§ Stated task
Copy out every line in which the string "Demonstration" occurs.

§ Dataset entries
^^^^^^^^
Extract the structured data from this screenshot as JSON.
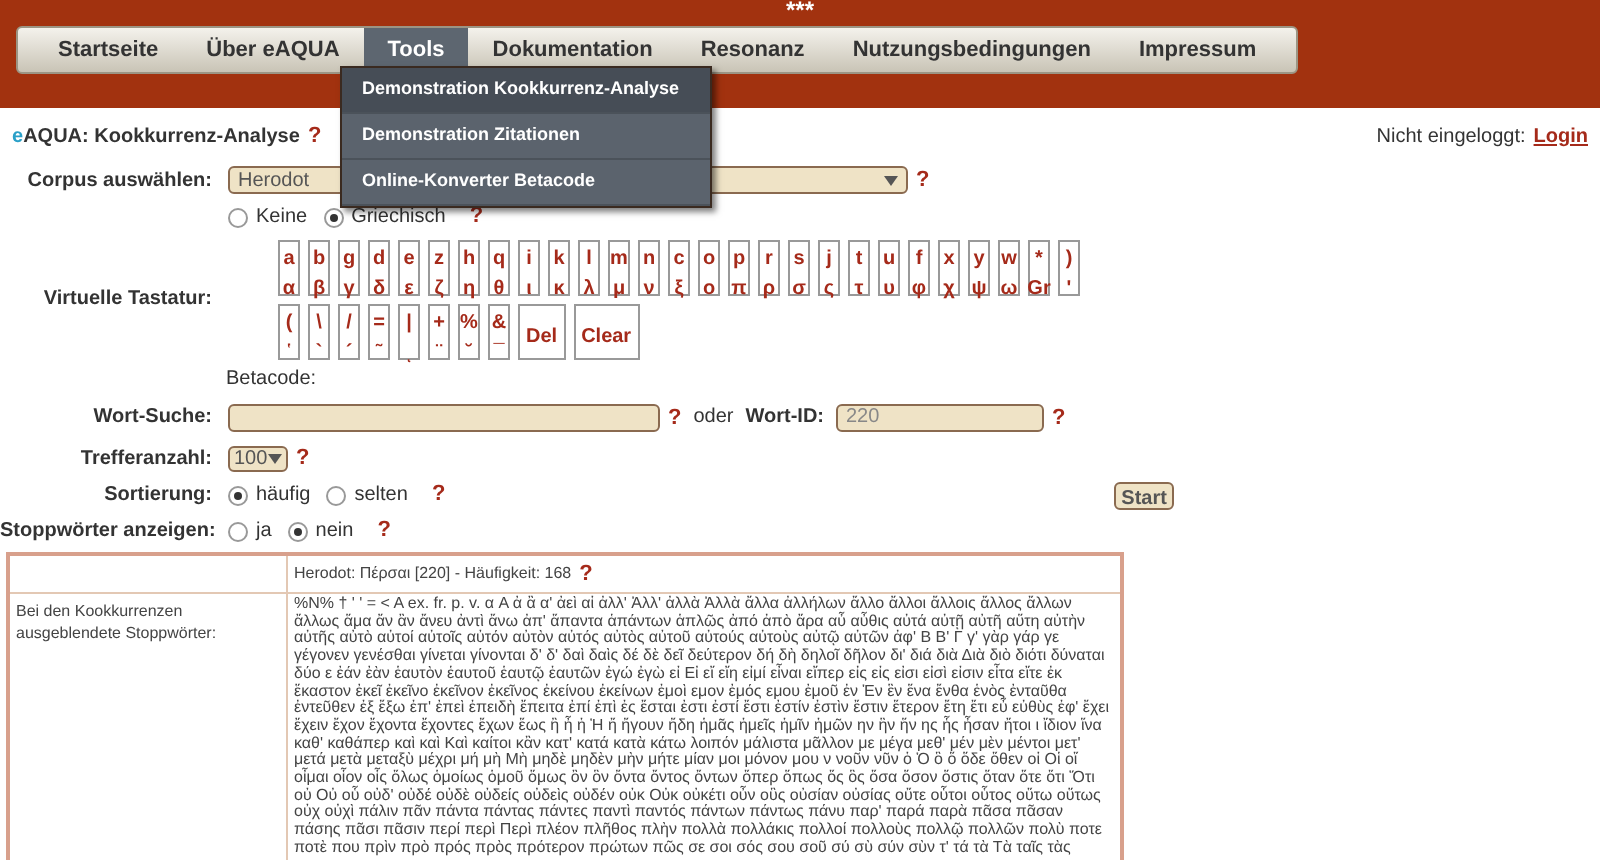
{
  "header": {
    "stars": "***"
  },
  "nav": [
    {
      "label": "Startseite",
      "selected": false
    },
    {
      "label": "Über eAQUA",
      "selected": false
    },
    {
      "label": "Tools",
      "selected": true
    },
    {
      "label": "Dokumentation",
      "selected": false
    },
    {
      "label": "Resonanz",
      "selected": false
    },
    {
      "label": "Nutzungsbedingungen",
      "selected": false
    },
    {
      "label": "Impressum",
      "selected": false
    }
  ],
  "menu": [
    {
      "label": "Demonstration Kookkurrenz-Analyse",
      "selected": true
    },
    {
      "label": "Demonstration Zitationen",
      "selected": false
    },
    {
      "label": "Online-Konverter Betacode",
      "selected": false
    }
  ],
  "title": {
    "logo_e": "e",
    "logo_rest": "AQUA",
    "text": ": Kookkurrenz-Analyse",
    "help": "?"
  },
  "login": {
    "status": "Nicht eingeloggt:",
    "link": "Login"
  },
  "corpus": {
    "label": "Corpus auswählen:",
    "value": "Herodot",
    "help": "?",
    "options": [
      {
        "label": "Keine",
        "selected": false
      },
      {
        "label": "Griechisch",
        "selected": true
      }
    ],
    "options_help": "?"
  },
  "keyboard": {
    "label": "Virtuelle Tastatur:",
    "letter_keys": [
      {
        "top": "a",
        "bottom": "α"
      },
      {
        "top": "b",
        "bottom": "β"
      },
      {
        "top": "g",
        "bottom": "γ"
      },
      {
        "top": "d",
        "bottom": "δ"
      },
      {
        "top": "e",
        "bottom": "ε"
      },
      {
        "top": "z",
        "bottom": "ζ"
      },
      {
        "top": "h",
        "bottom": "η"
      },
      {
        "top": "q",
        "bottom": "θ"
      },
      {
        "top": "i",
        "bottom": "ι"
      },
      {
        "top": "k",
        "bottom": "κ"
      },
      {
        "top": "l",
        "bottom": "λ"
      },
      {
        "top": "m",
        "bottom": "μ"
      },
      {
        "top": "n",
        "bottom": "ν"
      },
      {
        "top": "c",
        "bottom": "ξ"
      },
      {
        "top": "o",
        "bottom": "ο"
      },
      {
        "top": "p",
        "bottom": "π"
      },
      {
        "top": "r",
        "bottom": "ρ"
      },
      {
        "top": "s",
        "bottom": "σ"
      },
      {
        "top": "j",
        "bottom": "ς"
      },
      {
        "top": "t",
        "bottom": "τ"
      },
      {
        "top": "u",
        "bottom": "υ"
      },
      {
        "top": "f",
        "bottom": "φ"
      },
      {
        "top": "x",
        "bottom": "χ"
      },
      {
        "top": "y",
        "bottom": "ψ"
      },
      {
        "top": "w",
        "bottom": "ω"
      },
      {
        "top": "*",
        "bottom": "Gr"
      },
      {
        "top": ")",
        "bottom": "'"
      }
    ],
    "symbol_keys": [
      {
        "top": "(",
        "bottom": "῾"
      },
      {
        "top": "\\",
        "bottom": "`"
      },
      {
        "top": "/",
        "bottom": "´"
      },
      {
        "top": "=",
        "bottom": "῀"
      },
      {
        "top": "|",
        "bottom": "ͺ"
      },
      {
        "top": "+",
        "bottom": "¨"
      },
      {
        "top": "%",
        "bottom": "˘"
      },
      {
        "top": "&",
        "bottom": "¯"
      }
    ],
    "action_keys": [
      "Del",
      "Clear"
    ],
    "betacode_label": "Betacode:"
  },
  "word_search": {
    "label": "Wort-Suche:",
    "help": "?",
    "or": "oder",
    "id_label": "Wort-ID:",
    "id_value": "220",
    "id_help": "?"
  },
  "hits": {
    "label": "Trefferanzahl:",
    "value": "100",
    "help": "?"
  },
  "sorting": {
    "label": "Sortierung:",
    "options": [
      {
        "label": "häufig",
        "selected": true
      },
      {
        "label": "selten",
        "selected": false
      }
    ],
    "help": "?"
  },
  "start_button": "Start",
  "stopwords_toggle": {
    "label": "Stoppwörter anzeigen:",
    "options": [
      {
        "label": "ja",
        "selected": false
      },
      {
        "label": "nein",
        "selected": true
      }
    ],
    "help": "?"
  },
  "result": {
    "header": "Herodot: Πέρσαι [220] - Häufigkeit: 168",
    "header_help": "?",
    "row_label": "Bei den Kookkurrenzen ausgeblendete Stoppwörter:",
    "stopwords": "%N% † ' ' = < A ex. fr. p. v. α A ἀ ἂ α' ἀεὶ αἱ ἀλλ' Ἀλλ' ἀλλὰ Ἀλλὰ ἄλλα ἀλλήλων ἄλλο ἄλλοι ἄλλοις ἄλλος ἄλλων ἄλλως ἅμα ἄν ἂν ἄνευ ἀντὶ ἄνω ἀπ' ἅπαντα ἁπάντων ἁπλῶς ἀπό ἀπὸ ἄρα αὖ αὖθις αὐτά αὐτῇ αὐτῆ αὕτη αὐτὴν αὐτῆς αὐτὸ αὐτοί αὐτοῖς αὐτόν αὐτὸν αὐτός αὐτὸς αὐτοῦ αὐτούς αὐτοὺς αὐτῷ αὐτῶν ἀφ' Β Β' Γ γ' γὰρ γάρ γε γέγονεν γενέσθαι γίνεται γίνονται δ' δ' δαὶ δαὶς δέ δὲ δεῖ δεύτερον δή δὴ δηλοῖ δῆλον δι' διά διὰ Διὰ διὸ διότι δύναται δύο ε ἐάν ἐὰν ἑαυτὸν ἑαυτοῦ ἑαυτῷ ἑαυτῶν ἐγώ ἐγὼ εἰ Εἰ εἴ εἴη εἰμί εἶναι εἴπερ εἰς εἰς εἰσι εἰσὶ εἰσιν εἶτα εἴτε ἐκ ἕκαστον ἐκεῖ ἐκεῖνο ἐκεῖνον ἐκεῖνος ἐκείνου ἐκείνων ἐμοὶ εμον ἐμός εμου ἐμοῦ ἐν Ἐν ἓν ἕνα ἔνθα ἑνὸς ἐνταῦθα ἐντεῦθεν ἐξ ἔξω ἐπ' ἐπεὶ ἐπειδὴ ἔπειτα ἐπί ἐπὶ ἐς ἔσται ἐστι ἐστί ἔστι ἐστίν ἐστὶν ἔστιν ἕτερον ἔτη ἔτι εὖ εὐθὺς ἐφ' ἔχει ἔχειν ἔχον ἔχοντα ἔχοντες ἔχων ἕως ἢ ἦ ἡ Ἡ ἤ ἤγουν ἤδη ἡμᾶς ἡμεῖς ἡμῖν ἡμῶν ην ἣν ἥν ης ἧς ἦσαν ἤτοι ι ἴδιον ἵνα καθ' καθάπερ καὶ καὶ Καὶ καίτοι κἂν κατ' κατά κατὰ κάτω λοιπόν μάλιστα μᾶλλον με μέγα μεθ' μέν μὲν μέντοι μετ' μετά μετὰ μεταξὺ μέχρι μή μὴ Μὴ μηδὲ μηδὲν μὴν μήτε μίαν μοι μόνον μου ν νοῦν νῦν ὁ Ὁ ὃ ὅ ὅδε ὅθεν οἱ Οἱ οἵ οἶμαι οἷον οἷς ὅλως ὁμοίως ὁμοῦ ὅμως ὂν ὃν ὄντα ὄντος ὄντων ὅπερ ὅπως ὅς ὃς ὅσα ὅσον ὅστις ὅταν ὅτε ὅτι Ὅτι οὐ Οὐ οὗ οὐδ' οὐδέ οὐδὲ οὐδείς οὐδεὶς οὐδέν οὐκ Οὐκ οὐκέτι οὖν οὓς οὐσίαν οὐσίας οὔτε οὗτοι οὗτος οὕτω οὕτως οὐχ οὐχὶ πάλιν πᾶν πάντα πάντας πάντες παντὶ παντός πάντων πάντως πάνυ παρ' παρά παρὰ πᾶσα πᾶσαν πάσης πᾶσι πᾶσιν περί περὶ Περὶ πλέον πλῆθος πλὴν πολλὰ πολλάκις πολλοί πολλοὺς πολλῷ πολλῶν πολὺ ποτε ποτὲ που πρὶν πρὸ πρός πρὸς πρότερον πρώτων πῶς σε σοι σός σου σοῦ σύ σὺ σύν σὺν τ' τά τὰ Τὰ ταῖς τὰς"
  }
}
^^^^^^^^
§ Answer to this task
      "label": "Demonstration Kookkurrenz-Analyse",
      "label": "Demonstration Zitationen",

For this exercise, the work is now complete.